[Start Data to use]
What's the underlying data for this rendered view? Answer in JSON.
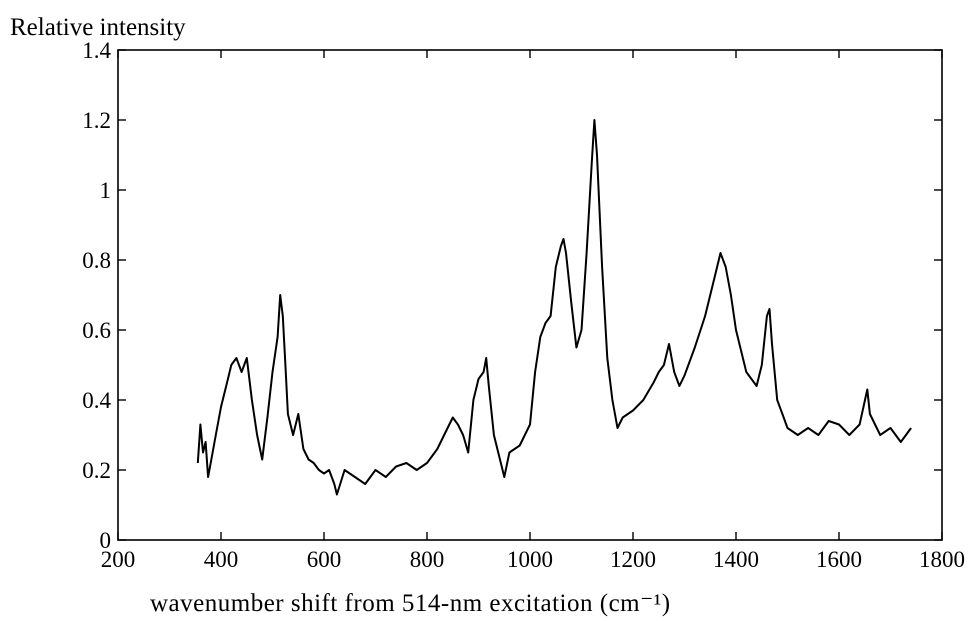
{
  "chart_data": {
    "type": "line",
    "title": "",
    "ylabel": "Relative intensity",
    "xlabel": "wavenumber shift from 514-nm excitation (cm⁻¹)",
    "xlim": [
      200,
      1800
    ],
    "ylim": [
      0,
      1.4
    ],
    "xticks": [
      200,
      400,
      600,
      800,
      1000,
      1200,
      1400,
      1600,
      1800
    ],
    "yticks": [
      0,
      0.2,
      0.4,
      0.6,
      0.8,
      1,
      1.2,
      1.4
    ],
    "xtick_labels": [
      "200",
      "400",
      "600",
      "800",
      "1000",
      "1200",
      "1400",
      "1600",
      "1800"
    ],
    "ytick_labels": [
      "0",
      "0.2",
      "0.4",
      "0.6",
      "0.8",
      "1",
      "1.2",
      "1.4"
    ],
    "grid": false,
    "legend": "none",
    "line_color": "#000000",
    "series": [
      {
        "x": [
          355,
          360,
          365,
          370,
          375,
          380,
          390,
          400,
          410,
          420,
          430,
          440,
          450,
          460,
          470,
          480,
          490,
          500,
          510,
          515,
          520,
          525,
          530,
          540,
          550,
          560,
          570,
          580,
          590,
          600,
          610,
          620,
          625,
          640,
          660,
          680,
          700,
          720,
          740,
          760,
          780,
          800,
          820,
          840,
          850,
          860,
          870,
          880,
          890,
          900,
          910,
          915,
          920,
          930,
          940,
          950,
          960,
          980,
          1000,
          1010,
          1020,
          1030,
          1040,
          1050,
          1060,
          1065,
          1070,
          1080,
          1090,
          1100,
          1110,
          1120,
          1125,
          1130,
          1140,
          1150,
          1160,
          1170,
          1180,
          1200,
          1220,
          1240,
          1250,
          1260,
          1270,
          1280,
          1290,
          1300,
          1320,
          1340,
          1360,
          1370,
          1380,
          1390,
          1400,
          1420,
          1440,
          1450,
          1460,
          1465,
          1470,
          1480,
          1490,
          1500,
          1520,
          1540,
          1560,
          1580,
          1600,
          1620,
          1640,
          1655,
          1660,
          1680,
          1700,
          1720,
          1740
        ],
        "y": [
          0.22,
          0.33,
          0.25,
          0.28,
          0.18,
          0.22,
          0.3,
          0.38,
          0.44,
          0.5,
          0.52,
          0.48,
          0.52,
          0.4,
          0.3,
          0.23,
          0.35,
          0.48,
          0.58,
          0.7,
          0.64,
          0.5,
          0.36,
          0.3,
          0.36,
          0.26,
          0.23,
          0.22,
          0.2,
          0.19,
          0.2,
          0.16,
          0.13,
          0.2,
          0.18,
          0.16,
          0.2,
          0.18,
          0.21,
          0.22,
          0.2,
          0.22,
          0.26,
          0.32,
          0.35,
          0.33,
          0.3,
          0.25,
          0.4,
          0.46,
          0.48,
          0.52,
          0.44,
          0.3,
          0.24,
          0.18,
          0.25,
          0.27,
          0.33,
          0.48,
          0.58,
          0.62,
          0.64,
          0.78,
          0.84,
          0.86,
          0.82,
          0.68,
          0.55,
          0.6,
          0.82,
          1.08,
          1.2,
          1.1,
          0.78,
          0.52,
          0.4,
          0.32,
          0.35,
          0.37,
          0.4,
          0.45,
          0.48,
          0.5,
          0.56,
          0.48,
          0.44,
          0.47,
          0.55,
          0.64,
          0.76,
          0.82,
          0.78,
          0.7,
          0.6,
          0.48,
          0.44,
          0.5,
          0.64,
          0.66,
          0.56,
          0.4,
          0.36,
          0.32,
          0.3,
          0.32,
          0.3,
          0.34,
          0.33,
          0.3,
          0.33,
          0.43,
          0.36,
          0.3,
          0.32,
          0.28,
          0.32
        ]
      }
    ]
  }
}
[End Data to use]
### What you have to do
Copy out all the entries exactly. Images stay out of the copy.

### Solution
What's the underlying data for this rendered view? Answer in JSON.
{
  "chart_data": {
    "type": "line",
    "title": "",
    "ylabel": "Relative intensity",
    "xlabel": "wavenumber shift from 514-nm excitation (cm⁻¹)",
    "xlim": [
      200,
      1800
    ],
    "ylim": [
      0,
      1.4
    ],
    "xticks": [
      200,
      400,
      600,
      800,
      1000,
      1200,
      1400,
      1600,
      1800
    ],
    "yticks": [
      0,
      0.2,
      0.4,
      0.6,
      0.8,
      1,
      1.2,
      1.4
    ],
    "xtick_labels": [
      "200",
      "400",
      "600",
      "800",
      "1000",
      "1200",
      "1400",
      "1600",
      "1800"
    ],
    "ytick_labels": [
      "0",
      "0.2",
      "0.4",
      "0.6",
      "0.8",
      "1",
      "1.2",
      "1.4"
    ],
    "grid": false,
    "legend": "none",
    "line_color": "#000000",
    "series": [
      {
        "x": [
          355,
          360,
          365,
          370,
          375,
          380,
          390,
          400,
          410,
          420,
          430,
          440,
          450,
          460,
          470,
          480,
          490,
          500,
          510,
          515,
          520,
          525,
          530,
          540,
          550,
          560,
          570,
          580,
          590,
          600,
          610,
          620,
          625,
          640,
          660,
          680,
          700,
          720,
          740,
          760,
          780,
          800,
          820,
          840,
          850,
          860,
          870,
          880,
          890,
          900,
          910,
          915,
          920,
          930,
          940,
          950,
          960,
          980,
          1000,
          1010,
          1020,
          1030,
          1040,
          1050,
          1060,
          1065,
          1070,
          1080,
          1090,
          1100,
          1110,
          1120,
          1125,
          1130,
          1140,
          1150,
          1160,
          1170,
          1180,
          1200,
          1220,
          1240,
          1250,
          1260,
          1270,
          1280,
          1290,
          1300,
          1320,
          1340,
          1360,
          1370,
          1380,
          1390,
          1400,
          1420,
          1440,
          1450,
          1460,
          1465,
          1470,
          1480,
          1490,
          1500,
          1520,
          1540,
          1560,
          1580,
          1600,
          1620,
          1640,
          1655,
          1660,
          1680,
          1700,
          1720,
          1740
        ],
        "y": [
          0.22,
          0.33,
          0.25,
          0.28,
          0.18,
          0.22,
          0.3,
          0.38,
          0.44,
          0.5,
          0.52,
          0.48,
          0.52,
          0.4,
          0.3,
          0.23,
          0.35,
          0.48,
          0.58,
          0.7,
          0.64,
          0.5,
          0.36,
          0.3,
          0.36,
          0.26,
          0.23,
          0.22,
          0.2,
          0.19,
          0.2,
          0.16,
          0.13,
          0.2,
          0.18,
          0.16,
          0.2,
          0.18,
          0.21,
          0.22,
          0.2,
          0.22,
          0.26,
          0.32,
          0.35,
          0.33,
          0.3,
          0.25,
          0.4,
          0.46,
          0.48,
          0.52,
          0.44,
          0.3,
          0.24,
          0.18,
          0.25,
          0.27,
          0.33,
          0.48,
          0.58,
          0.62,
          0.64,
          0.78,
          0.84,
          0.86,
          0.82,
          0.68,
          0.55,
          0.6,
          0.82,
          1.08,
          1.2,
          1.1,
          0.78,
          0.52,
          0.4,
          0.32,
          0.35,
          0.37,
          0.4,
          0.45,
          0.48,
          0.5,
          0.56,
          0.48,
          0.44,
          0.47,
          0.55,
          0.64,
          0.76,
          0.82,
          0.78,
          0.7,
          0.6,
          0.48,
          0.44,
          0.5,
          0.64,
          0.66,
          0.56,
          0.4,
          0.36,
          0.32,
          0.3,
          0.32,
          0.3,
          0.34,
          0.33,
          0.3,
          0.33,
          0.43,
          0.36,
          0.3,
          0.32,
          0.28,
          0.32
        ]
      }
    ]
  }
}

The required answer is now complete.